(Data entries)
-- begin --
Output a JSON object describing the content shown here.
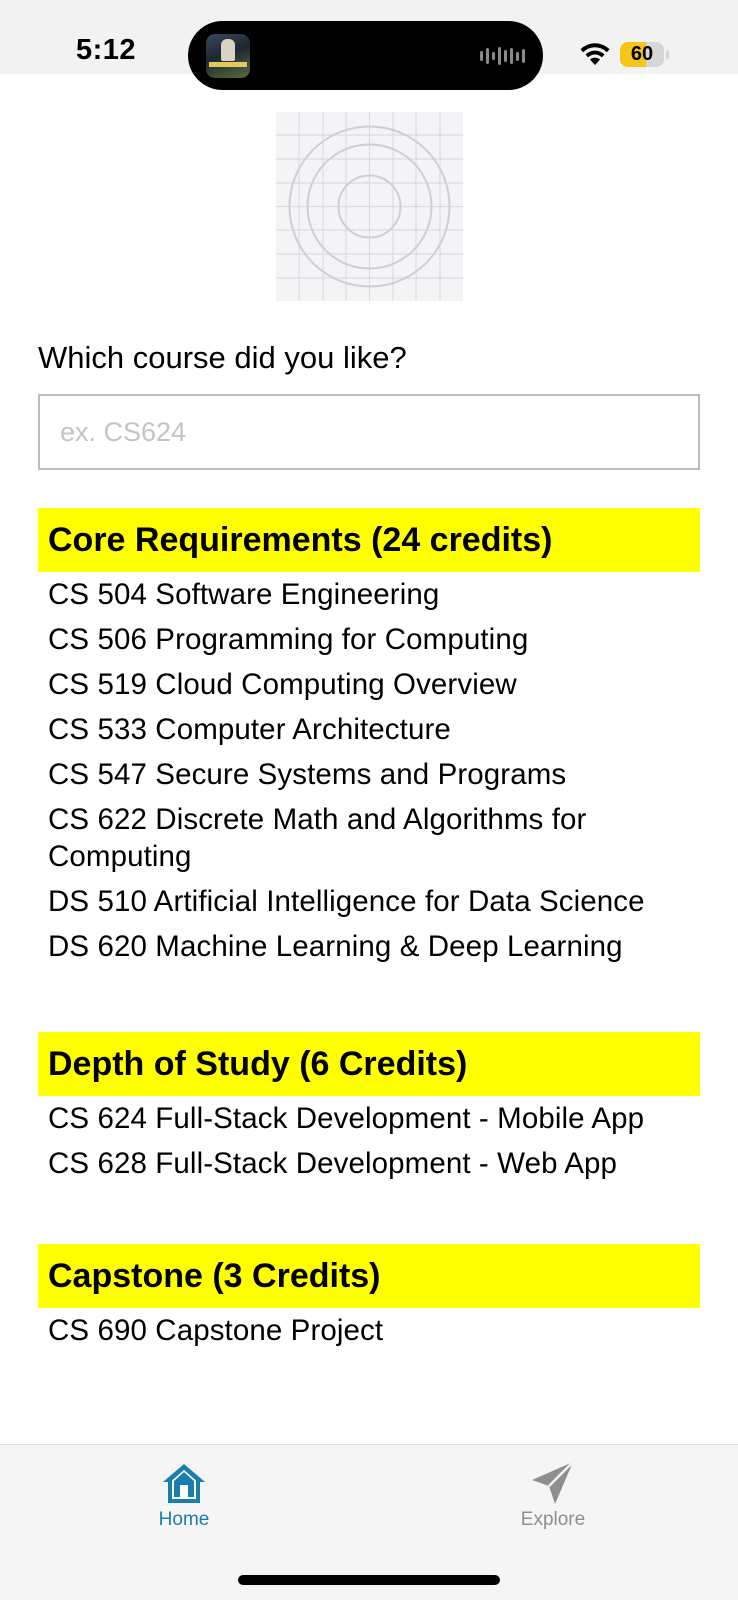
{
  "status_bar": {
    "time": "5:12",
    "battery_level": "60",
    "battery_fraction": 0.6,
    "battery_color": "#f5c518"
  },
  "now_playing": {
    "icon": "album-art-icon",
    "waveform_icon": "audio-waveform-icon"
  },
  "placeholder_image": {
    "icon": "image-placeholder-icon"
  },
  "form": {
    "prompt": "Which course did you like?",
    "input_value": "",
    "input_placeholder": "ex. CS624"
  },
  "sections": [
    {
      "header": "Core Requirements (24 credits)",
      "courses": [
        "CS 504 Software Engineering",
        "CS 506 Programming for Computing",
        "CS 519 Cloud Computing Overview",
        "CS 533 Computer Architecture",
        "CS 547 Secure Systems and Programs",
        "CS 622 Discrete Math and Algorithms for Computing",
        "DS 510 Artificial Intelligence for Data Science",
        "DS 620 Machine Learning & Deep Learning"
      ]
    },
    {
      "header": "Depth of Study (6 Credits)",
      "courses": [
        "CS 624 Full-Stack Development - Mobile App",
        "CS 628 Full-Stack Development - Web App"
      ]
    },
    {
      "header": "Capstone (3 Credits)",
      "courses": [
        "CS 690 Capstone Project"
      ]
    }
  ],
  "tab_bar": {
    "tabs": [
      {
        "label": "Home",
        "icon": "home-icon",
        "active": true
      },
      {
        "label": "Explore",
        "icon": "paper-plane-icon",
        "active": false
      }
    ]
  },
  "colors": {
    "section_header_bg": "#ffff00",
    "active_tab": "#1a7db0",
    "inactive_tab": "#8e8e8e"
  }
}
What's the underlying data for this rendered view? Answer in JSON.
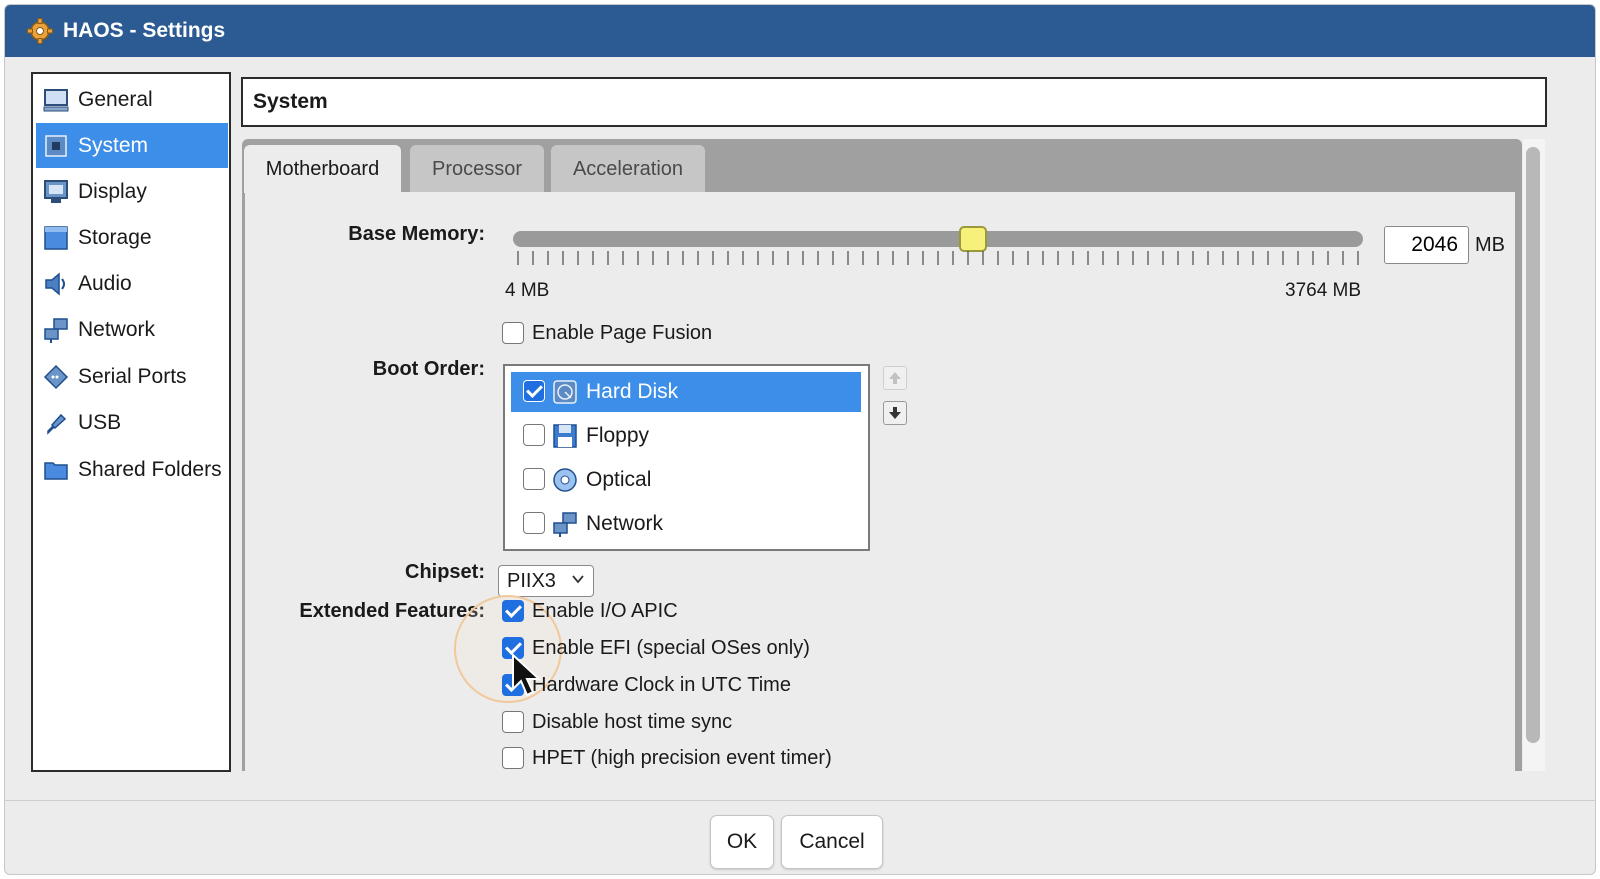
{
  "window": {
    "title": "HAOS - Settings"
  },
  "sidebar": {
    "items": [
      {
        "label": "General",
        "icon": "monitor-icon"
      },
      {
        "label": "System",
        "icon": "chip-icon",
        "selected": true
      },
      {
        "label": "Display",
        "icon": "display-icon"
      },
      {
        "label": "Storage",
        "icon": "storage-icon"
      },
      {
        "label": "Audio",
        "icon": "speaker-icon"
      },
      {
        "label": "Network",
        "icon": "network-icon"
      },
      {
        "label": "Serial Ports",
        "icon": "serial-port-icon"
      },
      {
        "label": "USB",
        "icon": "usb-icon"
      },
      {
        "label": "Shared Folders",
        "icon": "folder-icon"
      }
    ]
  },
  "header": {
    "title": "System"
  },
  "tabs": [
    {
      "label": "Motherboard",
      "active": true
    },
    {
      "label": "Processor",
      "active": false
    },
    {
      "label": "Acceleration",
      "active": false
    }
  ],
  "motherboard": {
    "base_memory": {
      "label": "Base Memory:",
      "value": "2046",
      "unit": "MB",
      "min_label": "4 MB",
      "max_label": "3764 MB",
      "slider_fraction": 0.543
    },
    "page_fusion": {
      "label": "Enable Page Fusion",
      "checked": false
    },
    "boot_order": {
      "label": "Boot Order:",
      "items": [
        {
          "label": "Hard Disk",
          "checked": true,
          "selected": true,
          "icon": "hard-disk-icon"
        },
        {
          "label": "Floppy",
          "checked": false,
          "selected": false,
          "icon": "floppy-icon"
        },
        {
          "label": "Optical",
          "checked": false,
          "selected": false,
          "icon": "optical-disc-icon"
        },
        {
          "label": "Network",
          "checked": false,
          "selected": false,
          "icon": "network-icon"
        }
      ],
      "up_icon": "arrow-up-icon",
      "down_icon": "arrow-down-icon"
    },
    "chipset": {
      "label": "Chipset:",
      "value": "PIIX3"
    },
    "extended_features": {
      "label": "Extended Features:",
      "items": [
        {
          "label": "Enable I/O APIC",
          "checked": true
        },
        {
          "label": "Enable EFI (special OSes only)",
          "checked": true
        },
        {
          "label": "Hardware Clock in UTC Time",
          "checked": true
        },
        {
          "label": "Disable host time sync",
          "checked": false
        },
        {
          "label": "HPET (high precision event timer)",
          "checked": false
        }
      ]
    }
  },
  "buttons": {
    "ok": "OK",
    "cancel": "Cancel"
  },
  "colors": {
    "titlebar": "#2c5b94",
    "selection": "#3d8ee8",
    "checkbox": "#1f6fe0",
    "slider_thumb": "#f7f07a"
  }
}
-- end --
TASK REQUIREMENTS – Transcribe the full listing above exactly as it stands, minus the pictures.

ANSWER TO THE TASK –
Output a JSON object describing the content shown here.
{
  "status_bar": {
    "time": "5:12",
    "battery_level": "60",
    "battery_fraction": 0.6,
    "battery_color": "#f5c518"
  },
  "now_playing": {
    "icon": "album-art-icon",
    "waveform_icon": "audio-waveform-icon"
  },
  "placeholder_image": {
    "icon": "image-placeholder-icon"
  },
  "form": {
    "prompt": "Which course did you like?",
    "input_value": "",
    "input_placeholder": "ex. CS624"
  },
  "sections": [
    {
      "header": "Core Requirements (24 credits)",
      "courses": [
        "CS 504 Software Engineering",
        "CS 506 Programming for Computing",
        "CS 519 Cloud Computing Overview",
        "CS 533 Computer Architecture",
        "CS 547 Secure Systems and Programs",
        "CS 622 Discrete Math and Algorithms for Computing",
        "DS 510 Artificial Intelligence for Data Science",
        "DS 620 Machine Learning & Deep Learning"
      ]
    },
    {
      "header": "Depth of Study (6 Credits)",
      "courses": [
        "CS 624 Full-Stack Development - Mobile App",
        "CS 628 Full-Stack Development - Web App"
      ]
    },
    {
      "header": "Capstone (3 Credits)",
      "courses": [
        "CS 690 Capstone Project"
      ]
    }
  ],
  "tab_bar": {
    "tabs": [
      {
        "label": "Home",
        "icon": "home-icon",
        "active": true
      },
      {
        "label": "Explore",
        "icon": "paper-plane-icon",
        "active": false
      }
    ]
  },
  "colors": {
    "section_header_bg": "#ffff00",
    "active_tab": "#1a7db0",
    "inactive_tab": "#8e8e8e"
  }
}
What's the underlying data for this rendered view? Answer in JSON.
{
  "window": {
    "title": "HAOS - Settings"
  },
  "sidebar": {
    "items": [
      {
        "label": "General",
        "icon": "monitor-icon"
      },
      {
        "label": "System",
        "icon": "chip-icon",
        "selected": true
      },
      {
        "label": "Display",
        "icon": "display-icon"
      },
      {
        "label": "Storage",
        "icon": "storage-icon"
      },
      {
        "label": "Audio",
        "icon": "speaker-icon"
      },
      {
        "label": "Network",
        "icon": "network-icon"
      },
      {
        "label": "Serial Ports",
        "icon": "serial-port-icon"
      },
      {
        "label": "USB",
        "icon": "usb-icon"
      },
      {
        "label": "Shared Folders",
        "icon": "folder-icon"
      }
    ]
  },
  "header": {
    "title": "System"
  },
  "tabs": [
    {
      "label": "Motherboard",
      "active": true
    },
    {
      "label": "Processor",
      "active": false
    },
    {
      "label": "Acceleration",
      "active": false
    }
  ],
  "motherboard": {
    "base_memory": {
      "label": "Base Memory:",
      "value": "2046",
      "unit": "MB",
      "min_label": "4 MB",
      "max_label": "3764 MB",
      "slider_fraction": 0.543
    },
    "page_fusion": {
      "label": "Enable Page Fusion",
      "checked": false
    },
    "boot_order": {
      "label": "Boot Order:",
      "items": [
        {
          "label": "Hard Disk",
          "checked": true,
          "selected": true,
          "icon": "hard-disk-icon"
        },
        {
          "label": "Floppy",
          "checked": false,
          "selected": false,
          "icon": "floppy-icon"
        },
        {
          "label": "Optical",
          "checked": false,
          "selected": false,
          "icon": "optical-disc-icon"
        },
        {
          "label": "Network",
          "checked": false,
          "selected": false,
          "icon": "network-icon"
        }
      ],
      "up_icon": "arrow-up-icon",
      "down_icon": "arrow-down-icon"
    },
    "chipset": {
      "label": "Chipset:",
      "value": "PIIX3"
    },
    "extended_features": {
      "label": "Extended Features:",
      "items": [
        {
          "label": "Enable I/O APIC",
          "checked": true
        },
        {
          "label": "Enable EFI (special OSes only)",
          "checked": true
        },
        {
          "label": "Hardware Clock in UTC Time",
          "checked": true
        },
        {
          "label": "Disable host time sync",
          "checked": false
        },
        {
          "label": "HPET (high precision event timer)",
          "checked": false
        }
      ]
    }
  },
  "buttons": {
    "ok": "OK",
    "cancel": "Cancel"
  },
  "colors": {
    "titlebar": "#2c5b94",
    "selection": "#3d8ee8",
    "checkbox": "#1f6fe0",
    "slider_thumb": "#f7f07a"
  }
}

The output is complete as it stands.